● **Directive**:
Show every line in the entries below where the word "function" appears.

· · · · · · ·

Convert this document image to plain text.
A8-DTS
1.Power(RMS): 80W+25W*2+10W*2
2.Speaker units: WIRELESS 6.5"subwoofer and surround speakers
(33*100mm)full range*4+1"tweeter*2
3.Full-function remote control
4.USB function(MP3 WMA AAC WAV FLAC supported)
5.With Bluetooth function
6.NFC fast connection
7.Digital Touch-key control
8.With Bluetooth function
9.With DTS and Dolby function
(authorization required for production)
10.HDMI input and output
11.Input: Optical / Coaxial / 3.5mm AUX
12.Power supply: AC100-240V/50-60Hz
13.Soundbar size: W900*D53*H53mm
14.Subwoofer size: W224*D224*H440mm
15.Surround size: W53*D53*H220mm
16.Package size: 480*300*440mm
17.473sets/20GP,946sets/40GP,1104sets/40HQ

· · · · · · ·

● **Solution below**:
3.Full-function remote control
4.USB function(MP3 WMA AAC WAV FLAC supported)
5.With Bluetooth function
8.With Bluetooth function
9.With DTS and Dolby function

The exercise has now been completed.